* PROBLEM STATEMENT *
Repeat the listing in full, word for word.

* DATA EXCERPTS *
───

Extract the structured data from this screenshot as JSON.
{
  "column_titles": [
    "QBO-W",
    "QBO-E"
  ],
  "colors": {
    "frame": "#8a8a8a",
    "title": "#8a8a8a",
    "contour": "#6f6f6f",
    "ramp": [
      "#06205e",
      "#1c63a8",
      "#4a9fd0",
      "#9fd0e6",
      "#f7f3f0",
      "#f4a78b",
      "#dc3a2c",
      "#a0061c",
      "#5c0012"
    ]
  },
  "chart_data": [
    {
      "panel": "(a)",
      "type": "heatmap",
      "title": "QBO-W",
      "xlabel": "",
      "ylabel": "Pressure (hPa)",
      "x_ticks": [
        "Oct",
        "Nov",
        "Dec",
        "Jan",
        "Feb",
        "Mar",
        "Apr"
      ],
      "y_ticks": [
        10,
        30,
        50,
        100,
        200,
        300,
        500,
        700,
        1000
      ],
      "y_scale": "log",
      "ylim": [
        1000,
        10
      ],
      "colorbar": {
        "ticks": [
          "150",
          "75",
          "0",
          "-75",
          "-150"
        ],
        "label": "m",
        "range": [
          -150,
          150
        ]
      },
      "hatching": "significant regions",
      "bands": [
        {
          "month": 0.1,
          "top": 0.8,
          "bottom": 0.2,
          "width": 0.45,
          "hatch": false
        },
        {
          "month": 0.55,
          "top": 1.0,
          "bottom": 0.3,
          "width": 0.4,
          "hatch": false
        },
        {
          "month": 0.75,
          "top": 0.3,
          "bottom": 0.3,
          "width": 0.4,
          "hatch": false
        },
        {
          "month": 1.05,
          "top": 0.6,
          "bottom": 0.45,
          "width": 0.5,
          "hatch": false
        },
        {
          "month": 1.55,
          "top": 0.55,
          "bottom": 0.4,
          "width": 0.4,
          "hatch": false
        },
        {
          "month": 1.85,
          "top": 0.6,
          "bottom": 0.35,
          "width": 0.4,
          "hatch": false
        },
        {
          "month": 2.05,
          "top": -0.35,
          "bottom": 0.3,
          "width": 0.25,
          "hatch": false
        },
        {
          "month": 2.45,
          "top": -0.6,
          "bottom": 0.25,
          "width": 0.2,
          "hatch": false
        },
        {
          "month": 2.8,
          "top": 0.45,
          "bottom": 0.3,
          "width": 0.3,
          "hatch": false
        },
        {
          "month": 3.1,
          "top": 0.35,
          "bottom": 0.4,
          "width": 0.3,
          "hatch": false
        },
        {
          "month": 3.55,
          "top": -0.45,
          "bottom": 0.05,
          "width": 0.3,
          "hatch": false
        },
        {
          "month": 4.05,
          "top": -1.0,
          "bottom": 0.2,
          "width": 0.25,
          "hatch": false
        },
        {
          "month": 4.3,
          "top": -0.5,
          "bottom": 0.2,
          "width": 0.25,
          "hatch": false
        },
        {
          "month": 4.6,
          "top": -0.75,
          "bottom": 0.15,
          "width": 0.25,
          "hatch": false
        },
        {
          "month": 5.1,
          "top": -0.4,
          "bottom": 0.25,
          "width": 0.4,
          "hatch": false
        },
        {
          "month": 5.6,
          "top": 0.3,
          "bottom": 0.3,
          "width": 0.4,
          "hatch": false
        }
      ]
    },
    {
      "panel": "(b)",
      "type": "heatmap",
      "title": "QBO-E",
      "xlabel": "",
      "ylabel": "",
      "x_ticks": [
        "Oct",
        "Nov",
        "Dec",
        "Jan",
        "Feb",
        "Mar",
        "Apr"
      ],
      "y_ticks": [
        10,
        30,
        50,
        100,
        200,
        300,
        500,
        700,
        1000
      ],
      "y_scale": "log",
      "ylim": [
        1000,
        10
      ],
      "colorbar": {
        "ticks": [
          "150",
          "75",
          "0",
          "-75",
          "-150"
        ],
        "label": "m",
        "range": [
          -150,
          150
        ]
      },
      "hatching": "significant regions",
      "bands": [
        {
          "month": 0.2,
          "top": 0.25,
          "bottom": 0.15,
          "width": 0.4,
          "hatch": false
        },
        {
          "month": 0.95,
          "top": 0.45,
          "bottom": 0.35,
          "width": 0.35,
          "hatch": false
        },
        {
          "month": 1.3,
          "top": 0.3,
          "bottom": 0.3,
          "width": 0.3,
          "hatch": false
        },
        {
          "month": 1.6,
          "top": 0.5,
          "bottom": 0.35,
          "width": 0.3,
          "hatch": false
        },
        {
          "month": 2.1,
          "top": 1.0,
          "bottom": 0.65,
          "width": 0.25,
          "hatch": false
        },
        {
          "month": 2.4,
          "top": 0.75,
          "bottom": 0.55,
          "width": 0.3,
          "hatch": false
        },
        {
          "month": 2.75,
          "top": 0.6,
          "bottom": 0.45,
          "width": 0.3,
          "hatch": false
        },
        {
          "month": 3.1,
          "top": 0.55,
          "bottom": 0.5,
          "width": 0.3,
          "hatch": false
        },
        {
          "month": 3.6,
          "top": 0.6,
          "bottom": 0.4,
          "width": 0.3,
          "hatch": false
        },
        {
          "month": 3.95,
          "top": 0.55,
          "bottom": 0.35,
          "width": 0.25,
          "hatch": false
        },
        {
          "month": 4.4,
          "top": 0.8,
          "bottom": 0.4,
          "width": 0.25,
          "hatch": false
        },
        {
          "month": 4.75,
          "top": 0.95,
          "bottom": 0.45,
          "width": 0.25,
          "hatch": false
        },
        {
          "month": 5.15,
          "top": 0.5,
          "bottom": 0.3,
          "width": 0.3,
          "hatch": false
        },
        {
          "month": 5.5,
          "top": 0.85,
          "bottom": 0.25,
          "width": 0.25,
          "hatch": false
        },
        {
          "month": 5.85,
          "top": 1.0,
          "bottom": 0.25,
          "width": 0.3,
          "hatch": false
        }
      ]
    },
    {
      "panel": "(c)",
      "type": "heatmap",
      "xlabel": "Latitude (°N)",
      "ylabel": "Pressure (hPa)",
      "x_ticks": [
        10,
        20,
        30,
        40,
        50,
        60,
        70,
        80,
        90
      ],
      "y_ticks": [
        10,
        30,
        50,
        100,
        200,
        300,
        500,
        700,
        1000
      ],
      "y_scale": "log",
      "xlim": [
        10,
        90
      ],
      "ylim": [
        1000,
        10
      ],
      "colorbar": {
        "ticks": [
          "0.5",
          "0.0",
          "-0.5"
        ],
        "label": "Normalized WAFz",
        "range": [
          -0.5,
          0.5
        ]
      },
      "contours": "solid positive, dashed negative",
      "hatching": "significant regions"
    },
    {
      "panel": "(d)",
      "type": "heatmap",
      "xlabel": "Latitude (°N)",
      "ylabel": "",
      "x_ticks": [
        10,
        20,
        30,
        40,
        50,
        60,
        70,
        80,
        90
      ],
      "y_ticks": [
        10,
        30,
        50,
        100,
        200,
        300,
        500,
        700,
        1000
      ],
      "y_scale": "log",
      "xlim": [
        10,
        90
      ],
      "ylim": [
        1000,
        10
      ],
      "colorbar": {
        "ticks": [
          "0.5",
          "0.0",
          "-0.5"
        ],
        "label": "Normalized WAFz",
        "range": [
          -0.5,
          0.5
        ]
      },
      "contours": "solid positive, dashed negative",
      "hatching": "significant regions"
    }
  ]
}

───

* OUTPUT OF THE EXERCISE *
Extract the structured data from this screenshot as JSON.
{
  "column_titles": [
    "QBO-W",
    "QBO-E"
  ],
  "colors": {
    "frame": "#8a8a8a",
    "title": "#8a8a8a",
    "contour": "#6f6f6f",
    "ramp": [
      "#06205e",
      "#1c63a8",
      "#4a9fd0",
      "#9fd0e6",
      "#f7f3f0",
      "#f4a78b",
      "#dc3a2c",
      "#a0061c",
      "#5c0012"
    ]
  },
  "chart_data": [
    {
      "panel": "(a)",
      "type": "heatmap",
      "title": "QBO-W",
      "xlabel": "",
      "ylabel": "Pressure (hPa)",
      "x_ticks": [
        "Oct",
        "Nov",
        "Dec",
        "Jan",
        "Feb",
        "Mar",
        "Apr"
      ],
      "y_ticks": [
        10,
        30,
        50,
        100,
        200,
        300,
        500,
        700,
        1000
      ],
      "y_scale": "log",
      "ylim": [
        1000,
        10
      ],
      "colorbar": {
        "ticks": [
          "150",
          "75",
          "0",
          "-75",
          "-150"
        ],
        "label": "m",
        "range": [
          -150,
          150
        ]
      },
      "hatching": "significant regions",
      "bands": [
        {
          "month": 0.1,
          "top": 0.8,
          "bottom": 0.2,
          "width": 0.45,
          "hatch": false
        },
        {
          "month": 0.55,
          "top": 1.0,
          "bottom": 0.3,
          "width": 0.4,
          "hatch": false
        },
        {
          "month": 0.75,
          "top": 0.3,
          "bottom": 0.3,
          "width": 0.4,
          "hatch": false
        },
        {
          "month": 1.05,
          "top": 0.6,
          "bottom": 0.45,
          "width": 0.5,
          "hatch": false
        },
        {
          "month": 1.55,
          "top": 0.55,
          "bottom": 0.4,
          "width": 0.4,
          "hatch": false
        },
        {
          "month": 1.85,
          "top": 0.6,
          "bottom": 0.35,
          "width": 0.4,
          "hatch": false
        },
        {
          "month": 2.05,
          "top": -0.35,
          "bottom": 0.3,
          "width": 0.25,
          "hatch": false
        },
        {
          "month": 2.45,
          "top": -0.6,
          "bottom": 0.25,
          "width": 0.2,
          "hatch": false
        },
        {
          "month": 2.8,
          "top": 0.45,
          "bottom": 0.3,
          "width": 0.3,
          "hatch": false
        },
        {
          "month": 3.1,
          "top": 0.35,
          "bottom": 0.4,
          "width": 0.3,
          "hatch": false
        },
        {
          "month": 3.55,
          "top": -0.45,
          "bottom": 0.05,
          "width": 0.3,
          "hatch": false
        },
        {
          "month": 4.05,
          "top": -1.0,
          "bottom": 0.2,
          "width": 0.25,
          "hatch": false
        },
        {
          "month": 4.3,
          "top": -0.5,
          "bottom": 0.2,
          "width": 0.25,
          "hatch": false
        },
        {
          "month": 4.6,
          "top": -0.75,
          "bottom": 0.15,
          "width": 0.25,
          "hatch": false
        },
        {
          "month": 5.1,
          "top": -0.4,
          "bottom": 0.25,
          "width": 0.4,
          "hatch": false
        },
        {
          "month": 5.6,
          "top": 0.3,
          "bottom": 0.3,
          "width": 0.4,
          "hatch": false
        }
      ]
    },
    {
      "panel": "(b)",
      "type": "heatmap",
      "title": "QBO-E",
      "xlabel": "",
      "ylabel": "",
      "x_ticks": [
        "Oct",
        "Nov",
        "Dec",
        "Jan",
        "Feb",
        "Mar",
        "Apr"
      ],
      "y_ticks": [
        10,
        30,
        50,
        100,
        200,
        300,
        500,
        700,
        1000
      ],
      "y_scale": "log",
      "ylim": [
        1000,
        10
      ],
      "colorbar": {
        "ticks": [
          "150",
          "75",
          "0",
          "-75",
          "-150"
        ],
        "label": "m",
        "range": [
          -150,
          150
        ]
      },
      "hatching": "significant regions",
      "bands": [
        {
          "month": 0.2,
          "top": 0.25,
          "bottom": 0.15,
          "width": 0.4,
          "hatch": false
        },
        {
          "month": 0.95,
          "top": 0.45,
          "bottom": 0.35,
          "width": 0.35,
          "hatch": false
        },
        {
          "month": 1.3,
          "top": 0.3,
          "bottom": 0.3,
          "width": 0.3,
          "hatch": false
        },
        {
          "month": 1.6,
          "top": 0.5,
          "bottom": 0.35,
          "width": 0.3,
          "hatch": false
        },
        {
          "month": 2.1,
          "top": 1.0,
          "bottom": 0.65,
          "width": 0.25,
          "hatch": false
        },
        {
          "month": 2.4,
          "top": 0.75,
          "bottom": 0.55,
          "width": 0.3,
          "hatch": false
        },
        {
          "month": 2.75,
          "top": 0.6,
          "bottom": 0.45,
          "width": 0.3,
          "hatch": false
        },
        {
          "month": 3.1,
          "top": 0.55,
          "bottom": 0.5,
          "width": 0.3,
          "hatch": false
        },
        {
          "month": 3.6,
          "top": 0.6,
          "bottom": 0.4,
          "width": 0.3,
          "hatch": false
        },
        {
          "month": 3.95,
          "top": 0.55,
          "bottom": 0.35,
          "width": 0.25,
          "hatch": false
        },
        {
          "month": 4.4,
          "top": 0.8,
          "bottom": 0.4,
          "width": 0.25,
          "hatch": false
        },
        {
          "month": 4.75,
          "top": 0.95,
          "bottom": 0.45,
          "width": 0.25,
          "hatch": false
        },
        {
          "month": 5.15,
          "top": 0.5,
          "bottom": 0.3,
          "width": 0.3,
          "hatch": false
        },
        {
          "month": 5.5,
          "top": 0.85,
          "bottom": 0.25,
          "width": 0.25,
          "hatch": false
        },
        {
          "month": 5.85,
          "top": 1.0,
          "bottom": 0.25,
          "width": 0.3,
          "hatch": false
        }
      ]
    },
    {
      "panel": "(c)",
      "type": "heatmap",
      "xlabel": "Latitude (°N)",
      "ylabel": "Pressure (hPa)",
      "x_ticks": [
        10,
        20,
        30,
        40,
        50,
        60,
        70,
        80,
        90
      ],
      "y_ticks": [
        10,
        30,
        50,
        100,
        200,
        300,
        500,
        700,
        1000
      ],
      "y_scale": "log",
      "xlim": [
        10,
        90
      ],
      "ylim": [
        1000,
        10
      ],
      "colorbar": {
        "ticks": [
          "0.5",
          "0.0",
          "-0.5"
        ],
        "label": "Normalized WAFz",
        "range": [
          -0.5,
          0.5
        ]
      },
      "contours": "solid positive, dashed negative",
      "hatching": "significant regions"
    },
    {
      "panel": "(d)",
      "type": "heatmap",
      "xlabel": "Latitude (°N)",
      "ylabel": "",
      "x_ticks": [
        10,
        20,
        30,
        40,
        50,
        60,
        70,
        80,
        90
      ],
      "y_ticks": [
        10,
        30,
        50,
        100,
        200,
        300,
        500,
        700,
        1000
      ],
      "y_scale": "log",
      "xlim": [
        10,
        90
      ],
      "ylim": [
        1000,
        10
      ],
      "colorbar": {
        "ticks": [
          "0.5",
          "0.0",
          "-0.5"
        ],
        "label": "Normalized WAFz",
        "range": [
          -0.5,
          0.5
        ]
      },
      "contours": "solid positive, dashed negative",
      "hatching": "significant regions"
    }
  ]
}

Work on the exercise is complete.